## Task objective:
Extract all lines containing "根据材料并结合所学知识".
>> start
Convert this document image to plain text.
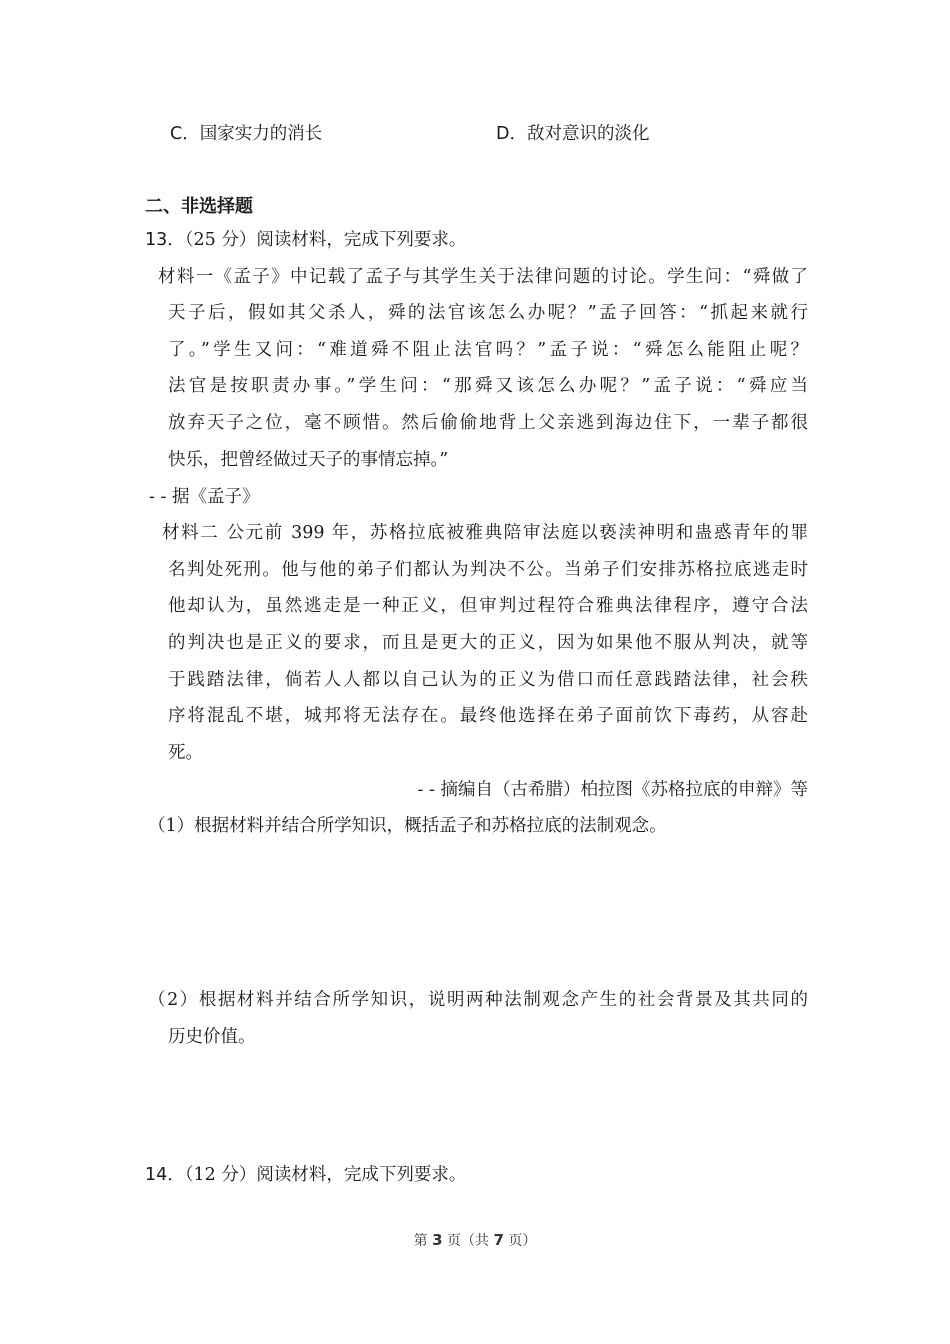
C．国家实力的消长	D．敌对意识的淡化
二、非选择题
13．（25 分）阅读材料，完成下列要求。
材料一《孟子》中记载了孟子与其学生关于法律问题的讨论。学生问：“舜做了
天子后，假如其父杀人，舜的法官该怎么办呢？”孟子回答：“抓起来就行
了。”学生又问：“难道舜不阻止法官吗？”孟子说：“舜怎么能阻止呢？
法官是按职责办事。”学生问：“那舜又该怎么办呢？”孟子说：“舜应当
放弃天子之位，毫不顾惜。然后偷偷地背上父亲逃到海边住下，一辈子都很
快乐，把曾经做过天子的事情忘掉。”
- - 据《孟子》
材料二 公元前 399 年，苏格拉底被雅典陪审法庭以亵渎神明和蛊惑青年的罪
名判处死刑。他与他的弟子们都认为判决不公。当弟子们安排苏格拉底逃走时
他却认为，虽然逃走是一种正义，但审判过程符合雅典法律程序，遵守合法
的判决也是正义的要求，而且是更大的正义，因为如果他不服从判决，就等
于践踏法律，倘若人人都以自己认为的正义为借口而任意践踏法律，社会秩
序将混乱不堪，城邦将无法存在。最终他选择在弟子面前饮下毒药，从容赴
死。
- - 摘编自（古希腊）柏拉图《苏格拉底的申辩》等
（1）根据材料并结合所学知识，概括孟子和苏格拉底的法制观念。
（2）根据材料并结合所学知识，说明两种法制观念产生的社会背景及其共同的
历史价值。
14．（12 分）阅读材料，完成下列要求。
第 3 页（共 7 页）
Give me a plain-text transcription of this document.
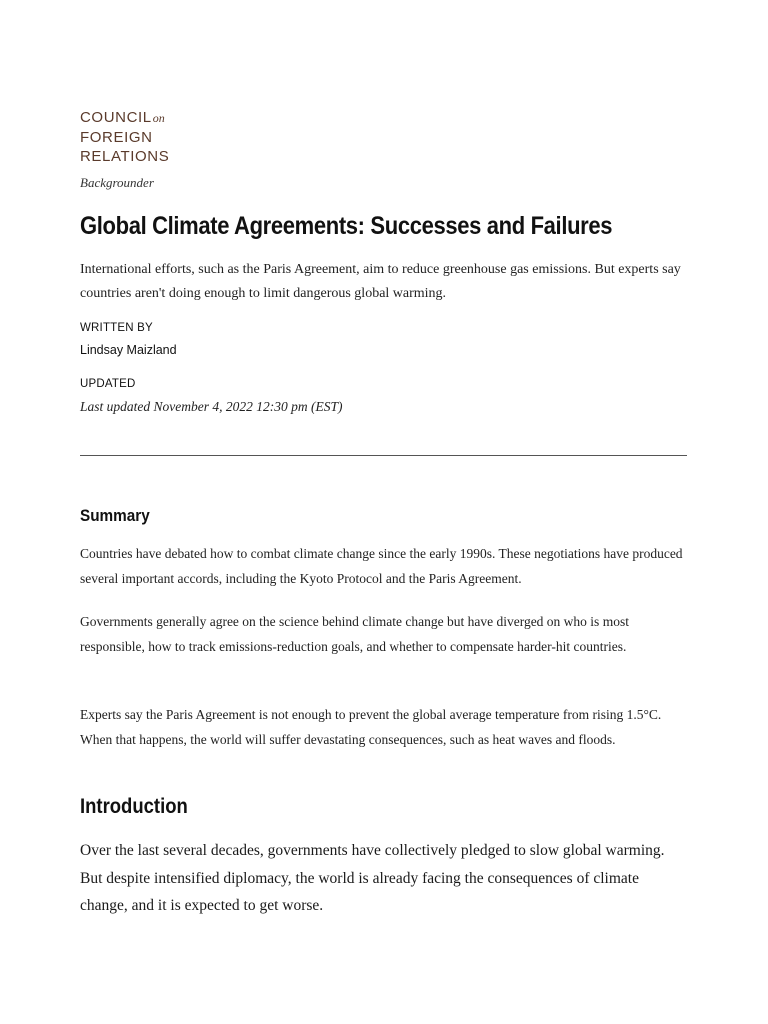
COUNCILon
FOREIGN
RELATIONS
Backgrounder
Global Climate Agreements: Successes and Failures

International efforts, such as the Paris Agreement, aim to reduce greenhouse gas emissions. But experts say countries aren't doing enough to limit dangerous global warming.

WRITTEN BY
Lindsay Maizland
UPDATED
Last updated November 4, 2022 12:30 pm (EST)
Summary

Countries have debated how to combat climate change since the early 1990s. These negotiations have produced several important accords, including the Kyoto Protocol and the Paris Agreement.

Governments generally agree on the science behind climate change but have diverged on who is most responsible, how to track emissions-reduction goals, and whether to compensate harder-hit countries.

Experts say the Paris Agreement is not enough to prevent the global average temperature from rising 1.5°C. When that happens, the world will suffer devastating consequences, such as heat waves and floods.

Introduction

Over the last several decades, governments have collectively pledged to slow global warming. But despite intensified diplomacy, the world is already facing the consequences of climate change, and it is expected to get worse.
>> end
## Solution to this exercise:
（1）根据材料并结合所学知识，概括孟子和苏格拉底的法制观念。
（2）根据材料并结合所学知识，说明两种法制观念产生的社会背景及其共同的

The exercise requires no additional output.